=== Extracted entries ===

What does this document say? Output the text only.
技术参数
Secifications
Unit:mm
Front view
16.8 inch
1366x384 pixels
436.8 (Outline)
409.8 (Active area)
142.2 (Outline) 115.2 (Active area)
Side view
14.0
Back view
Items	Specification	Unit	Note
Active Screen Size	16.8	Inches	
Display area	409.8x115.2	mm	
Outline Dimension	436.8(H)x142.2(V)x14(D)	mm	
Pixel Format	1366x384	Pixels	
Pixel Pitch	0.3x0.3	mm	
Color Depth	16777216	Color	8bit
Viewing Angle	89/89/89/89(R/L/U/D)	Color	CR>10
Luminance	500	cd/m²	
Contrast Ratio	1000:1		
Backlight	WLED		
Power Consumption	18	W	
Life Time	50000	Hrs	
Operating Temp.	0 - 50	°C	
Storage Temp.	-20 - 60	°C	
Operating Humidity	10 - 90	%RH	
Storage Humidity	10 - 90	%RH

===
=== Extracted entries ===

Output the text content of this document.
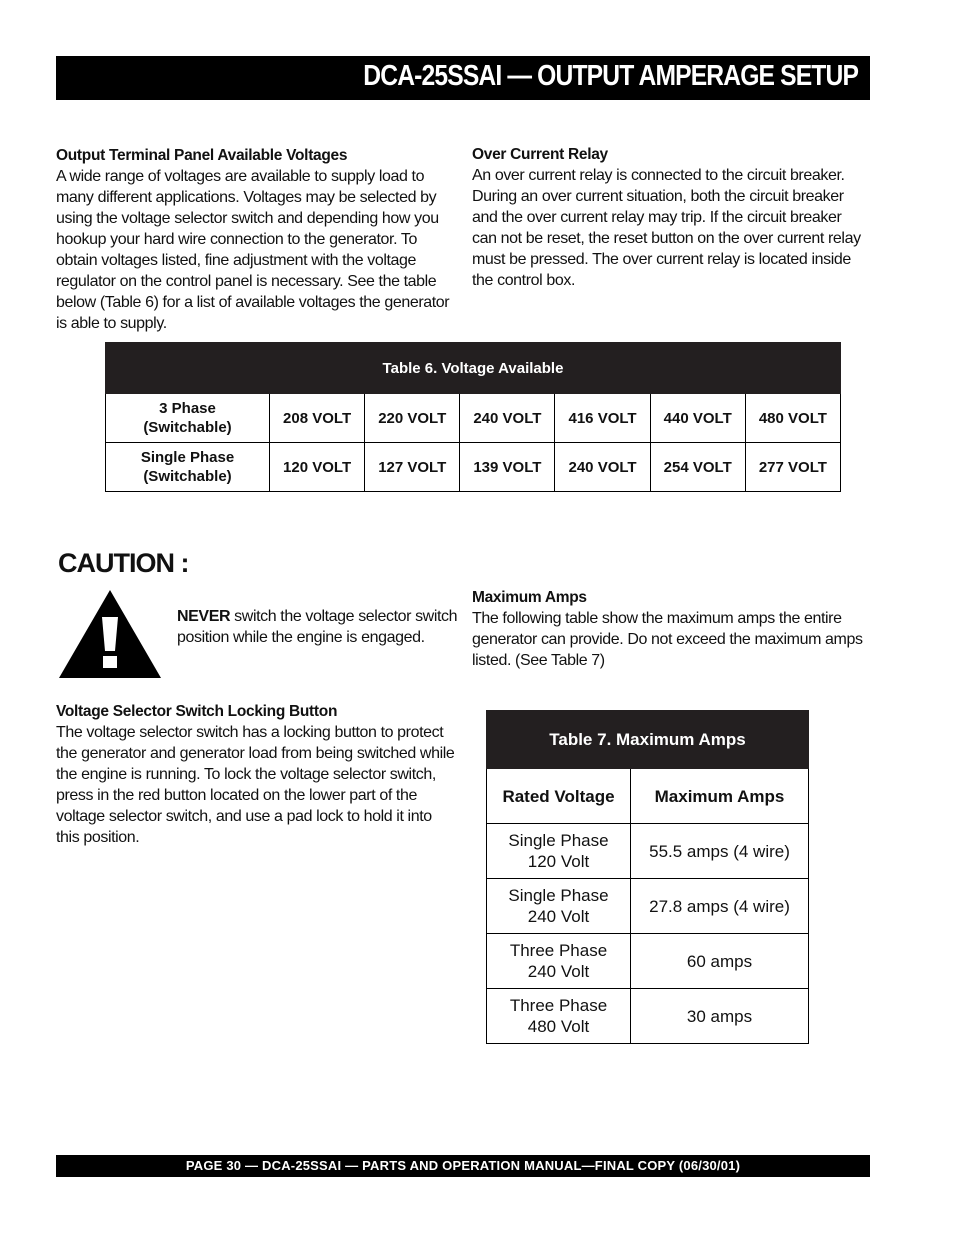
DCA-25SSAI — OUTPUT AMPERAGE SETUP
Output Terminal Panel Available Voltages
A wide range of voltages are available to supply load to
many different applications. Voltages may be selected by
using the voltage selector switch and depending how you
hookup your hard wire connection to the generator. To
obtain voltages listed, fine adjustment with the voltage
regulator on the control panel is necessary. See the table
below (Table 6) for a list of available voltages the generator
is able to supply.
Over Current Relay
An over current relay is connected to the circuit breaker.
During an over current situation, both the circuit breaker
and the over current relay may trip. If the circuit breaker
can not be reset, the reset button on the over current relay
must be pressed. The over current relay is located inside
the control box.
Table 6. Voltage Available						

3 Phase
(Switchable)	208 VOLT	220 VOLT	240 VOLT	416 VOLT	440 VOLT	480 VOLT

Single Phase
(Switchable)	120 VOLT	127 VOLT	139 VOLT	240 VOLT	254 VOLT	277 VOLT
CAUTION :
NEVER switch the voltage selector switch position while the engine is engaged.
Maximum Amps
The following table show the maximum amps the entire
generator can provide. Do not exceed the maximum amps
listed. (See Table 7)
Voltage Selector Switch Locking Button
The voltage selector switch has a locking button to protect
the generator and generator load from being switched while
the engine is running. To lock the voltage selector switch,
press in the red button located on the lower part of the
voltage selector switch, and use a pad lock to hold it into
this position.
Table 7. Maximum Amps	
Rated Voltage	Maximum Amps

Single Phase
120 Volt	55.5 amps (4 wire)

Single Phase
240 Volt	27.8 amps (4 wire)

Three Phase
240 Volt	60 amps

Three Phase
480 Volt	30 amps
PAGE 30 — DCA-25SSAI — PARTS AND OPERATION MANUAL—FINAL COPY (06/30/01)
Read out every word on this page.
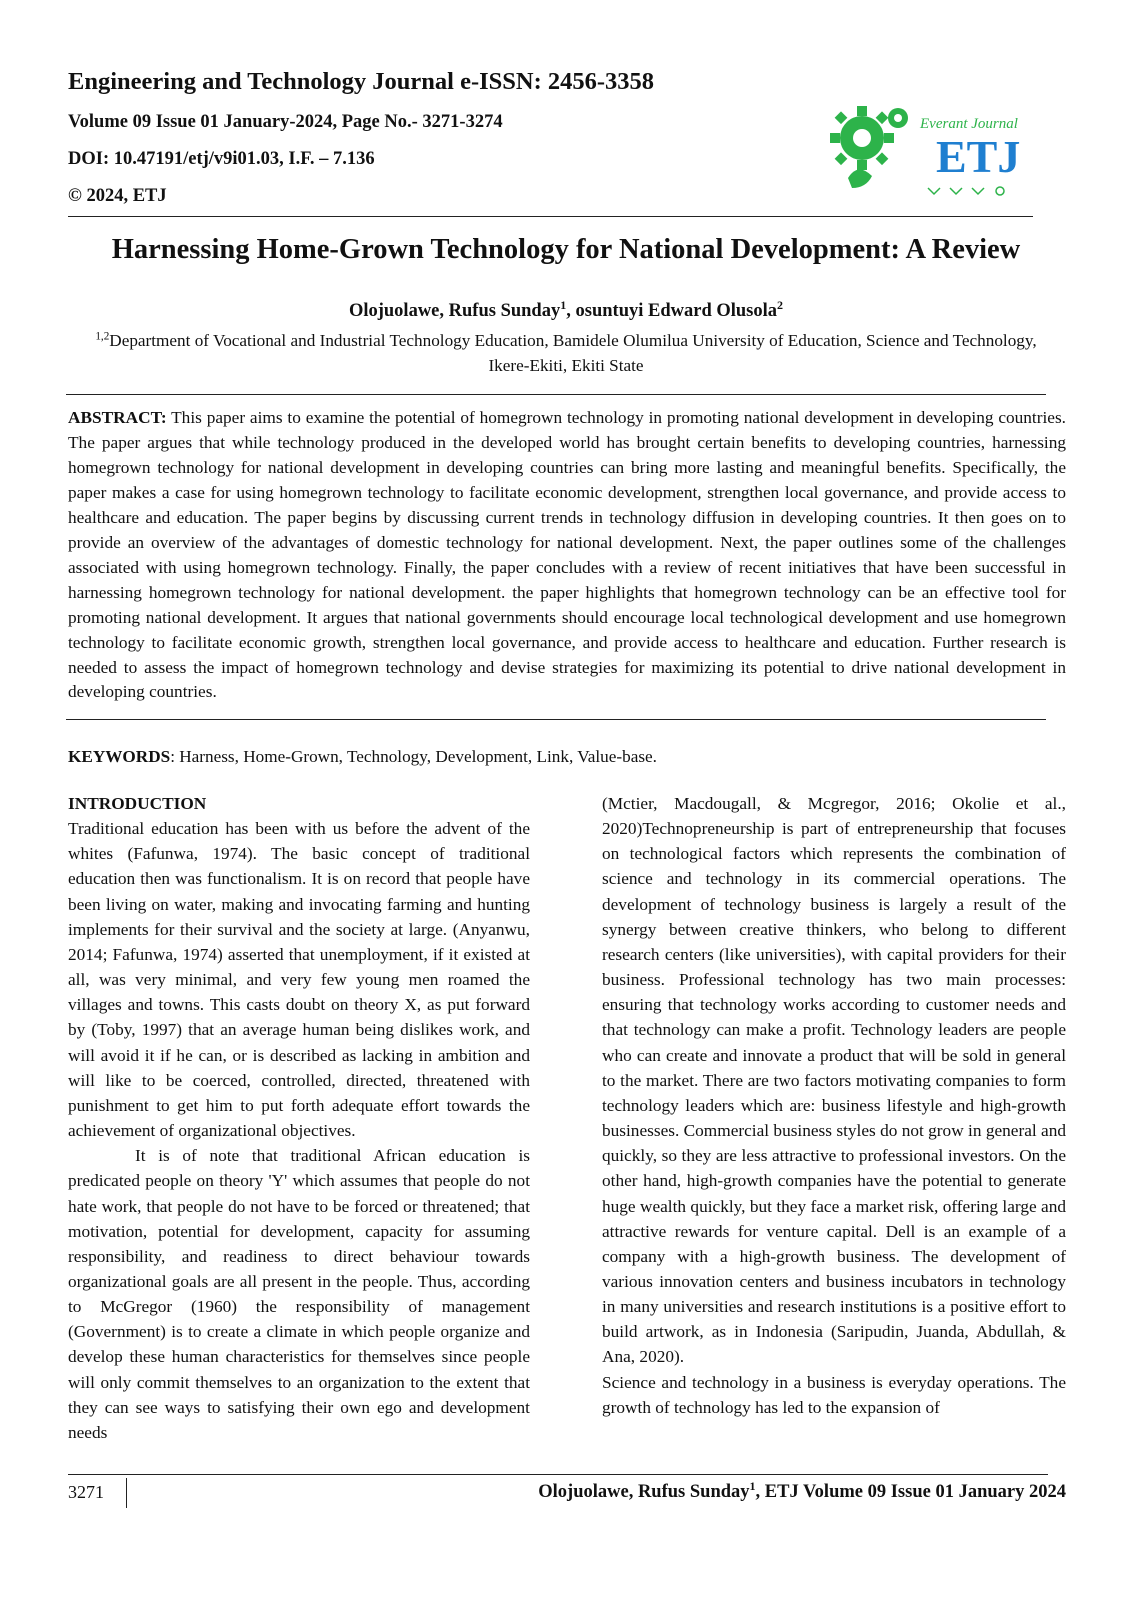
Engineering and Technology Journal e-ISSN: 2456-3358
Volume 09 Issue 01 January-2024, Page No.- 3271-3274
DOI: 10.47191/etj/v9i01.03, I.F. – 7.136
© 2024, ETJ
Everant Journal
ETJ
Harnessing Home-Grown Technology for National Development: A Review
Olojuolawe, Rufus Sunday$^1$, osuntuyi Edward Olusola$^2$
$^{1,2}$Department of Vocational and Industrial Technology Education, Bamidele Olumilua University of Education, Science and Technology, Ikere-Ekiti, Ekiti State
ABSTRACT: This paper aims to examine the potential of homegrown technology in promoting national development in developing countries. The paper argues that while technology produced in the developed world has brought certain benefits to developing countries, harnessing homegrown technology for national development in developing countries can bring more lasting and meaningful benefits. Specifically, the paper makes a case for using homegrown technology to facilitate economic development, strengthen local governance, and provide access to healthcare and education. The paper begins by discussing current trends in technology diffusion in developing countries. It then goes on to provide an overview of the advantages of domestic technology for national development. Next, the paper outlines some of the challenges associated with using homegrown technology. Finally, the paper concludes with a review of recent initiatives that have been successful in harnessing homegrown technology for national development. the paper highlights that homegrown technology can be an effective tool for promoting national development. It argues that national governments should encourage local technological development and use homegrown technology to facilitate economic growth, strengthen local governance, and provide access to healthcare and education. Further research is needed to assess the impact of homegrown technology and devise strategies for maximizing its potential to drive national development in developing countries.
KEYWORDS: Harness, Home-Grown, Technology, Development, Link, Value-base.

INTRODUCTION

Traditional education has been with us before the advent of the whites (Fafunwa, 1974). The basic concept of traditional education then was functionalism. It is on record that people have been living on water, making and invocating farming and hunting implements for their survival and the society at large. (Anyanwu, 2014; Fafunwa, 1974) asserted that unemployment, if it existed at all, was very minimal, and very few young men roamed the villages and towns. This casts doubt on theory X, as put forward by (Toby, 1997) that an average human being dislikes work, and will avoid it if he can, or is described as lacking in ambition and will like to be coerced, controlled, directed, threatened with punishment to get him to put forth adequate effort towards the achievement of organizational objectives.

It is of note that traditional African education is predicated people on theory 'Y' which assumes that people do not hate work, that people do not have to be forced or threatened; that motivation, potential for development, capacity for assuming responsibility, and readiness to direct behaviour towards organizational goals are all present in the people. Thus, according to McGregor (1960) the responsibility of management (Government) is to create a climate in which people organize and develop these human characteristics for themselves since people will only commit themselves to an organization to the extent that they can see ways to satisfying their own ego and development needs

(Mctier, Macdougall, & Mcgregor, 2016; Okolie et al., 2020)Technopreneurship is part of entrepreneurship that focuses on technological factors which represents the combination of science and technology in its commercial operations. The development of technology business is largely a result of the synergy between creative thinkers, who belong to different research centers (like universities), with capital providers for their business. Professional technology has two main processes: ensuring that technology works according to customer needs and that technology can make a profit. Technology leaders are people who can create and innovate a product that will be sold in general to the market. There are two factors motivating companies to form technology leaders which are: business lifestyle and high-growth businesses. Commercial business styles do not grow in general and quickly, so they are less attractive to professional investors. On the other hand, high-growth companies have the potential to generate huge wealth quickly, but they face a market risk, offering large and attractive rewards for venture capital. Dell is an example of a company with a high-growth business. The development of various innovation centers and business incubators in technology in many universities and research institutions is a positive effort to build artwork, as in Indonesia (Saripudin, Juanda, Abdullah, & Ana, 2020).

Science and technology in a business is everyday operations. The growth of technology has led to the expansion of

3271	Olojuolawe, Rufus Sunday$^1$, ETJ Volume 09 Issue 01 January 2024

===
=== Extracted entries ===

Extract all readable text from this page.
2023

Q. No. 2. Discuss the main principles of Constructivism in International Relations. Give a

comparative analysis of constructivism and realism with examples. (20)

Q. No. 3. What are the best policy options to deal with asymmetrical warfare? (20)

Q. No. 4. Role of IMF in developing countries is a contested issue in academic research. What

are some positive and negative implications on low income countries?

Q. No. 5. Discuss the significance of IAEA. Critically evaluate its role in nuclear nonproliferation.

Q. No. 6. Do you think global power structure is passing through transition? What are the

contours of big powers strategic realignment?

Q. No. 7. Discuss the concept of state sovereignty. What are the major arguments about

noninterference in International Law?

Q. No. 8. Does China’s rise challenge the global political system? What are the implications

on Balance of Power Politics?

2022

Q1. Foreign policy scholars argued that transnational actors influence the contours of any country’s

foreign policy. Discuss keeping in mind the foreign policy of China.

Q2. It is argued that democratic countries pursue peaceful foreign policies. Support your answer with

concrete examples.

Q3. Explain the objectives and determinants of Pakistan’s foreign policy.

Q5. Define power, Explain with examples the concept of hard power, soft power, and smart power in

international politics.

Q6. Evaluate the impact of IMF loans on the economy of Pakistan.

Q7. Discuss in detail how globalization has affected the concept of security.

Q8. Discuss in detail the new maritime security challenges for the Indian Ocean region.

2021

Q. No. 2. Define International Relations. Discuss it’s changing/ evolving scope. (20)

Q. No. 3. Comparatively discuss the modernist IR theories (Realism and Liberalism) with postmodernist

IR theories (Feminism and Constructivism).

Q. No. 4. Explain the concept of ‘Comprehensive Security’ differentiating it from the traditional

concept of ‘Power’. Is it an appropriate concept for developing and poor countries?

===

Work out how many lines of the data above contain the string "Operating" and give the number alone.

### Response
2